作業内容
1: 石破茂と安倍晋三の発言録から、「石破茂「誤った発言だ。党のた」という語句を含むところで始め、「ら出ているとの指摘について。」の後で終わる部分をそのまま抜き出してください。
2: 石破茂と安倍晋三の発言録によると、1995年の総裁選で安倍晋三らが応援したのは誰か。
3: 石破茂と安倍晋三の発言録の続きを、最後の発言の後から書き継ぐこと。

本文

石破茂「誤った発言だ。党のためにもならない。本当にそうだったとしたら、決していいことだと思わない」
安倍晋三「戦いですから、(田中角栄、福田赳夫両氏による)角福戦争の頃、おやじの秘書をしていたから分かっているが、こんなもんじゃない。激しい戦いだった。私もいいこととは思っていないが、そういう発言が、今までだんだんヒートアップしてきたら、あったのは事実」
総裁選後の人事で「応援しなかった議員は干す」との声が首相陣営から出ているとの指摘について。
石破茂「ポストは個人のためにあるのではなく、国民、天下国家のため。そういう発言をしているとすれば党のあり方を考え違いしている」
安倍晋三(橋本龍太郎、小泉純一郎両氏の一騎打ちとなり、橋本氏が勝利した1995年の総裁選を振り返り)「我々は小泉さんを応援した。『お前ら、干してやるぞ』と言われたと、みんな言っていたし、そう報道された。でも、誰が誰に言ったか、事実はなかった。
今回も誰が誰に言ったかって(いう報道は)ない。そもそも私、そういう(干すような)ことはしていない」
加計学園問題で安倍晋三のお友達である加計孝太郎理事長の国会招致の必要性を問われことへの発言。
安倍晋三「友人を呼ぶかどうか。『総裁だから(招致を)指示しろ』となるかもしれないが、行政府の長が指示していいのか。国会で決める」

提供データ
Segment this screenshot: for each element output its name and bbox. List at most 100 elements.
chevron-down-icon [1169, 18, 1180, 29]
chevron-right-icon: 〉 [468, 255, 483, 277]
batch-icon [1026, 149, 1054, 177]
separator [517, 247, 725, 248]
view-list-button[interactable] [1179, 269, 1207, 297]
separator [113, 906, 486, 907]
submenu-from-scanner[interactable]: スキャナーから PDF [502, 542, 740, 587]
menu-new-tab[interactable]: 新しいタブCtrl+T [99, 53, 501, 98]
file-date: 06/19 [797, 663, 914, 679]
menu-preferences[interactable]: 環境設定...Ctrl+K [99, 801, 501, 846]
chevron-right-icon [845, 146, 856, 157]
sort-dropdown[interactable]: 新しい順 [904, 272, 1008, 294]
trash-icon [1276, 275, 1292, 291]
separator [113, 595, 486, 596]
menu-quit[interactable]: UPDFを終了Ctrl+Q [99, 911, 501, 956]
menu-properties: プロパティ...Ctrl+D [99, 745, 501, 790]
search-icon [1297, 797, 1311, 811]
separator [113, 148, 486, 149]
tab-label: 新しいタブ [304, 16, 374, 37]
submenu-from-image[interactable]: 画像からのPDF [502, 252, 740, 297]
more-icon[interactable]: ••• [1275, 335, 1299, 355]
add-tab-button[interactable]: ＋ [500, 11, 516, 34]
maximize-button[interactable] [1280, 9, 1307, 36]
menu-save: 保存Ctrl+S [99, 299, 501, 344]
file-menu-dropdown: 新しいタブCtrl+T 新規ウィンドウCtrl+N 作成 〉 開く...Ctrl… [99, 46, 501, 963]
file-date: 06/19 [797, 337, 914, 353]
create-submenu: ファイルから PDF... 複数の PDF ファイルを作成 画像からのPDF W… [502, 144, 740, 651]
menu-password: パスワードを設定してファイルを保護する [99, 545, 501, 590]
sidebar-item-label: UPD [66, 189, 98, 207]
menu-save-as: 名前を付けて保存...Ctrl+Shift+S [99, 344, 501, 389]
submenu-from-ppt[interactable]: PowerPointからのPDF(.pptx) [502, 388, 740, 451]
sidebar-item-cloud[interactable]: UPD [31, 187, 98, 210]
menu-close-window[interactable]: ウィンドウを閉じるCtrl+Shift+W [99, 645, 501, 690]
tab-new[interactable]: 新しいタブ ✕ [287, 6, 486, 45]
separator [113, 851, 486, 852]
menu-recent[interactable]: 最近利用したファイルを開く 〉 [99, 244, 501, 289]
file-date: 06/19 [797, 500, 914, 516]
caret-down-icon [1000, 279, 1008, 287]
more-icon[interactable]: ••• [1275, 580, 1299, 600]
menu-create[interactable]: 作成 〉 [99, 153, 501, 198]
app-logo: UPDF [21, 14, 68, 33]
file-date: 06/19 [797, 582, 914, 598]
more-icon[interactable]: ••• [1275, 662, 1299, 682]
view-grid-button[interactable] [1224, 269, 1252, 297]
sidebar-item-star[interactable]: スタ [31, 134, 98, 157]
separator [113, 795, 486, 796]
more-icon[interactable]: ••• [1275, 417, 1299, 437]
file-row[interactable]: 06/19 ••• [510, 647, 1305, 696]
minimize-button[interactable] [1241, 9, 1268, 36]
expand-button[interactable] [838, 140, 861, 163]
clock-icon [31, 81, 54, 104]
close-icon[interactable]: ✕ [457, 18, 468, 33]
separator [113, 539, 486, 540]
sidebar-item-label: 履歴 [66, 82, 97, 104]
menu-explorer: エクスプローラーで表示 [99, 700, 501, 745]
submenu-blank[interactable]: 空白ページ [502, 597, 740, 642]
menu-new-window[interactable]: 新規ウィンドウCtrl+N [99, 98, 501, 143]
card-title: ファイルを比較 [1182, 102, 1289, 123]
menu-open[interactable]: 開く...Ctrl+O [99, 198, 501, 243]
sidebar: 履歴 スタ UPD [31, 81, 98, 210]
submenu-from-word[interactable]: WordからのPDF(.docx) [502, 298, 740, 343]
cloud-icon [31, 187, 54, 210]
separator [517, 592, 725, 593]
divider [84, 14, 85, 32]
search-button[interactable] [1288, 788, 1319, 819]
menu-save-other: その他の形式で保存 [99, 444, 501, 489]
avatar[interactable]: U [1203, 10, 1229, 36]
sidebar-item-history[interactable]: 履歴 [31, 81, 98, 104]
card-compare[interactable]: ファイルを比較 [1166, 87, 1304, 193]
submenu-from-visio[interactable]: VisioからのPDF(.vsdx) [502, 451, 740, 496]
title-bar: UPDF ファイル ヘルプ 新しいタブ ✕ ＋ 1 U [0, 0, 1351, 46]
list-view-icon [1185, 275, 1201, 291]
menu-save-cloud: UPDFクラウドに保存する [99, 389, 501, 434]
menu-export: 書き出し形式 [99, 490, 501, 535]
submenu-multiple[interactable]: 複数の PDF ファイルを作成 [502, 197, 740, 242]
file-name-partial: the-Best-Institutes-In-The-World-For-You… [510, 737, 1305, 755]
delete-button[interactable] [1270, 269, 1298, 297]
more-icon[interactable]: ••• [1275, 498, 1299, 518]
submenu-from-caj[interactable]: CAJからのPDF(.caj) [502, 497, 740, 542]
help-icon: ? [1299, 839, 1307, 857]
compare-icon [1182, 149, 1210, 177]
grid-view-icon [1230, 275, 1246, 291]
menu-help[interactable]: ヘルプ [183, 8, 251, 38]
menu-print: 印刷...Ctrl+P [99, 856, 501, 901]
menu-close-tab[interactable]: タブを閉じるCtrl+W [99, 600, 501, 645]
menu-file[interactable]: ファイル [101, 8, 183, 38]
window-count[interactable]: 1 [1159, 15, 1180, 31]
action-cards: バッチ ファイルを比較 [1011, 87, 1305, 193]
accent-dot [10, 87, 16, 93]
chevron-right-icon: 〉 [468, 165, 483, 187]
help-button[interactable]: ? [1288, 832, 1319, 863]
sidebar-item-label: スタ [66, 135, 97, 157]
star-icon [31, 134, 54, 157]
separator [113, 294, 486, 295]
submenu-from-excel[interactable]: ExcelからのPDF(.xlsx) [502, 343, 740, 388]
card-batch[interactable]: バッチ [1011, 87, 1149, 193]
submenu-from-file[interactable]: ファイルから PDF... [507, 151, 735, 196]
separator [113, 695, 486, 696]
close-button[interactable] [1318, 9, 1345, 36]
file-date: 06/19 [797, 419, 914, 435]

各作業の回答
1:
石破茂「誤った発言だ。党のためにもならない。本当にそうだったとしたら、決していいことだと思わない」
安倍晋三「戦いですから、(田中角栄、福田赳夫両氏による)角福戦争の頃、おやじの秘書をしていたから分かっているが、こんなもんじゃない。激しい戦いだった。私もいいこととは思っていないが、そういう発言が、今までだんだんヒートアップしてきたら、あったのは事実」
総裁選後の人事で「応援しなかった議員は干す」との声が首相陣営から出ているとの指摘について。

2: 小泉純一郎氏。

3:
石破茂「加計さんも時間制限を設けることなく、記者会見はきちんとした方が良かった。それが友情」
加計学園問題は斎藤健問題とは別問題だが、ここで少し取り上げておく。安倍晋三は加計孝太郎理事長の国会招致に関して相変らず潔くない。国民の不信を解くために国会招致だろうと何だろうとあらゆる手段を講ずるべきで、そうすることが不信解消の最良の方法となるはずだが、そういった姿勢を一切見せずに「ご批判は真摯に受けとめながら、謙虚に丁寧に政権運営に当たっていきたいと考えています」と言葉だけで済ましているのは安倍晋三が潔い人間に仕上がっていないからに他ならない。
安倍晋三と石破茂は昼は日本テレビのニュース番組午後5時前後の「news every」に出演(時事通信の首相動静によると、午後4時50分から同5時25分まで出演となっている)、夜は朝日テレビの「報道ステーション」に出演。そこでの発言を、《首相、農水相への圧力否定 「名前を言って頂きたい」》(朝日新聞デジタル/2018年9月18日00時53分)から見てみる。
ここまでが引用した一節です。